- What is asked:
Repeat the records exactly. Every line must match.
★ ★ ★ ★ ★ ★ ★
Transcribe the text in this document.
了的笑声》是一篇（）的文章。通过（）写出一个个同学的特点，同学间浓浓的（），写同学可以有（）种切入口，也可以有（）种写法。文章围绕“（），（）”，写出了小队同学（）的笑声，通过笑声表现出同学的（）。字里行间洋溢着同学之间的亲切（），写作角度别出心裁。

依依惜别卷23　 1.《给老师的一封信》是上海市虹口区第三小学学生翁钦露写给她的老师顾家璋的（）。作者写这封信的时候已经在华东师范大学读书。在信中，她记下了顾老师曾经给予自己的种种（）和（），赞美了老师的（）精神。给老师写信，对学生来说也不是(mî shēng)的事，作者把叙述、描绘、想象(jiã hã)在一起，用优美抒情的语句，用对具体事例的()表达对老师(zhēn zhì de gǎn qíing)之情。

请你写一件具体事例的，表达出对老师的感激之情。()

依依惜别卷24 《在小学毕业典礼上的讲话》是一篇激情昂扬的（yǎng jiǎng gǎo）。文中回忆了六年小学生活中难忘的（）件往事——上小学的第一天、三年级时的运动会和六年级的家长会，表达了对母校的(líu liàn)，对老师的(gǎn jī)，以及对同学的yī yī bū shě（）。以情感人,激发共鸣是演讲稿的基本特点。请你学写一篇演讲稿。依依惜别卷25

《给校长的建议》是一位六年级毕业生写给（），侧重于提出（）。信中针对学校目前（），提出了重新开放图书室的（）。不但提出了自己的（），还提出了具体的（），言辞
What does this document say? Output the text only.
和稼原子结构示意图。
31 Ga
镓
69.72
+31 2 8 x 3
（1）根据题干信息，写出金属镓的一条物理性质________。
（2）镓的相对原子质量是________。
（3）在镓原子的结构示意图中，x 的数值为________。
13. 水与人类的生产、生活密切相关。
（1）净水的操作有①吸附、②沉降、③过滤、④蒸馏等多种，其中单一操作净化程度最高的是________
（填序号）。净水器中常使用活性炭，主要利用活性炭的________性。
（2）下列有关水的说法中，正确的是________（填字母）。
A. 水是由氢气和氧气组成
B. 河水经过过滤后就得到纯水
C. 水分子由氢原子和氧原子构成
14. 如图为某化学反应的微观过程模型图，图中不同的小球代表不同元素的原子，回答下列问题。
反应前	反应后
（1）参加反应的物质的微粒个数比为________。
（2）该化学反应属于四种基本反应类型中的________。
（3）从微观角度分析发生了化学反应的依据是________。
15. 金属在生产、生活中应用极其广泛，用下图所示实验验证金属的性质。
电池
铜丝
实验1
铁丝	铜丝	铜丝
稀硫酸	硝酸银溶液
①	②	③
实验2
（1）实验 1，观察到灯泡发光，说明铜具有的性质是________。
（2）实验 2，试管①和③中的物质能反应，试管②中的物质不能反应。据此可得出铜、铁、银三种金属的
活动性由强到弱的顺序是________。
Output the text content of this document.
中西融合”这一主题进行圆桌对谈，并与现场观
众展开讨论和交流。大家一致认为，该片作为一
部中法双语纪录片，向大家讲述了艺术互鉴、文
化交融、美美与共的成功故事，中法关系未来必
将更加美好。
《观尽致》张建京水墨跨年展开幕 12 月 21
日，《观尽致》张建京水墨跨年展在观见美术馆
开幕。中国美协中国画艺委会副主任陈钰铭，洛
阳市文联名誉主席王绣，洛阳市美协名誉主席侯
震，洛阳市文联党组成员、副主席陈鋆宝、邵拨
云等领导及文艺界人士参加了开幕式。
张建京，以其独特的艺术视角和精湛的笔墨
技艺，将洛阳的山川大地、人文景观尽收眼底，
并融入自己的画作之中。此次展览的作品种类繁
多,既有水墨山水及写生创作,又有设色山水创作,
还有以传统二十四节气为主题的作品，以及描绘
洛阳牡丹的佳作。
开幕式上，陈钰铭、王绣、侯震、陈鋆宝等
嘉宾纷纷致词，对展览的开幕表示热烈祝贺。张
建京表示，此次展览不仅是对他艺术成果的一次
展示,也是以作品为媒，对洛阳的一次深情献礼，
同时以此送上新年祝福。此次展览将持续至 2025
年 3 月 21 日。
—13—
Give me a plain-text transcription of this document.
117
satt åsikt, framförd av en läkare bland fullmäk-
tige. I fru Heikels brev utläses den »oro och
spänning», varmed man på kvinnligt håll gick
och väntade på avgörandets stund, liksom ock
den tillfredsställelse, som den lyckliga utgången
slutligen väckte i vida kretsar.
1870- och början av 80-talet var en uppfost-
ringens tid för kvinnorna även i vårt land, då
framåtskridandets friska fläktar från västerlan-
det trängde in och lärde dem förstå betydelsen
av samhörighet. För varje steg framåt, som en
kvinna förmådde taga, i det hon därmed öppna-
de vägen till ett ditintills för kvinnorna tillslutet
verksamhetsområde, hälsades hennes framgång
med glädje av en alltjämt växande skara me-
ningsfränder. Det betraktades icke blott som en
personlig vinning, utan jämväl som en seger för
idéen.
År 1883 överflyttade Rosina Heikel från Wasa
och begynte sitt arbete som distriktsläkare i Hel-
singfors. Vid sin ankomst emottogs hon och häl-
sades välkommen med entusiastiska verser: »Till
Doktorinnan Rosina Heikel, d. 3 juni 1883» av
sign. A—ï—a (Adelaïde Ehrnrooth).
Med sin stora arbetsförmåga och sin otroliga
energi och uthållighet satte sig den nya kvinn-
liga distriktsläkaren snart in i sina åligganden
★ ★ ★ ★ ★ ★ ★
- Problem solution:
Transcribe the text in this document.
了的笑声》是一篇（）的文章。通过（）写出一个个同学的特点，同学间浓浓的（），写同学可以有（）种切入口，也可以有（）种写法。文章围绕“（），（）”，写出了小队同学（）的笑声，通过笑声表现出同学的（）。字里行间洋溢着同学之间的亲切（），写作角度别出心裁。

依依惜别卷23　 1.《给老师的一封信》是上海市虹口区第三小学学生翁钦露写给她的老师顾家璋的（）。作者写这封信的时候已经在华东师范大学读书。在信中，她记下了顾老师曾经给予自己的种种（）和（），赞美了老师的（）精神。给老师写信，对学生来说也不是(mî shēng)的事，作者把叙述、描绘、想象(jiã hã)在一起，用优美抒情的语句，用对具体事例的()表达对老师(zhēn zhì de gǎn qíing)之情。

请你写一件具体事例的，表达出对老师的感激之情。()

依依惜别卷24 《在小学毕业典礼上的讲话》是一篇激情昂扬的（yǎng jiǎng gǎo）。文中回忆了六年小学生活中难忘的（）件往事——上小学的第一天、三年级时的运动会和六年级的家长会，表达了对母校的(líu liàn)，对老师的(gǎn jī)，以及对同学的yī yī bū shě（）。以情感人,激发共鸣是演讲稿的基本特点。请你学写一篇演讲稿。依依惜别卷25

《给校长的建议》是一位六年级毕业生写给（），侧重于提出（）。信中针对学校目前（），提出了重新开放图书室的（）。不但提出了自己的（），还提出了具体的（），言辞
What does this document say? Output the text only.
和稼原子结构示意图。
31 Ga
镓
69.72
+31 2 8 x 3
（1）根据题干信息，写出金属镓的一条物理性质________。
（2）镓的相对原子质量是________。
（3）在镓原子的结构示意图中，x 的数值为________。
13. 水与人类的生产、生活密切相关。
（1）净水的操作有①吸附、②沉降、③过滤、④蒸馏等多种，其中单一操作净化程度最高的是________
（填序号）。净水器中常使用活性炭，主要利用活性炭的________性。
（2）下列有关水的说法中，正确的是________（填字母）。
A. 水是由氢气和氧气组成
B. 河水经过过滤后就得到纯水
C. 水分子由氢原子和氧原子构成
14. 如图为某化学反应的微观过程模型图，图中不同的小球代表不同元素的原子，回答下列问题。
反应前	反应后
（1）参加反应的物质的微粒个数比为________。
（2）该化学反应属于四种基本反应类型中的________。
（3）从微观角度分析发生了化学反应的依据是________。
15. 金属在生产、生活中应用极其广泛，用下图所示实验验证金属的性质。
电池
铜丝
实验1
铁丝	铜丝	铜丝
稀硫酸	硝酸银溶液
①	②	③
实验2
（1）实验 1，观察到灯泡发光，说明铜具有的性质是________。
（2）实验 2，试管①和③中的物质能反应，试管②中的物质不能反应。据此可得出铜、铁、银三种金属的
活动性由强到弱的顺序是________。
Output the text content of this document.
中西融合”这一主题进行圆桌对谈，并与现场观
众展开讨论和交流。大家一致认为，该片作为一
部中法双语纪录片，向大家讲述了艺术互鉴、文
化交融、美美与共的成功故事，中法关系未来必
将更加美好。
《观尽致》张建京水墨跨年展开幕 12 月 21
日，《观尽致》张建京水墨跨年展在观见美术馆
开幕。中国美协中国画艺委会副主任陈钰铭，洛
阳市文联名誉主席王绣，洛阳市美协名誉主席侯
震，洛阳市文联党组成员、副主席陈鋆宝、邵拨
云等领导及文艺界人士参加了开幕式。
张建京，以其独特的艺术视角和精湛的笔墨
技艺，将洛阳的山川大地、人文景观尽收眼底，
并融入自己的画作之中。此次展览的作品种类繁
多,既有水墨山水及写生创作,又有设色山水创作,
还有以传统二十四节气为主题的作品，以及描绘
洛阳牡丹的佳作。
开幕式上，陈钰铭、王绣、侯震、陈鋆宝等
嘉宾纷纷致词，对展览的开幕表示热烈祝贺。张
建京表示，此次展览不仅是对他艺术成果的一次
展示,也是以作品为媒，对洛阳的一次深情献礼，
同时以此送上新年祝福。此次展览将持续至 2025
年 3 月 21 日。
—13—
Give me a plain-text transcription of this document.
117
satt åsikt, framförd av en läkare bland fullmäk-
tige. I fru Heikels brev utläses den »oro och
spänning», varmed man på kvinnligt håll gick
och väntade på avgörandets stund, liksom ock
den tillfredsställelse, som den lyckliga utgången
slutligen väckte i vida kretsar.
1870- och början av 80-talet var en uppfost-
ringens tid för kvinnorna även i vårt land, då
framåtskridandets friska fläktar från västerlan-
det trängde in och lärde dem förstå betydelsen
av samhörighet. För varje steg framåt, som en
kvinna förmådde taga, i det hon därmed öppna-
de vägen till ett ditintills för kvinnorna tillslutet
verksamhetsområde, hälsades hennes framgång
med glädje av en alltjämt växande skara me-
ningsfränder. Det betraktades icke blott som en
personlig vinning, utan jämväl som en seger för
idéen.
År 1883 överflyttade Rosina Heikel från Wasa
och begynte sitt arbete som distriktsläkare i Hel-
singfors. Vid sin ankomst emottogs hon och häl-
sades välkommen med entusiastiska verser: »Till
Doktorinnan Rosina Heikel, d. 3 juni 1883» av
sign. A—ï—a (Adelaïde Ehrnrooth).
Med sin stora arbetsförmåga och sin otroliga
energi och uthållighet satte sig den nya kvinn-
liga distriktsläkaren snart in i sina åligganden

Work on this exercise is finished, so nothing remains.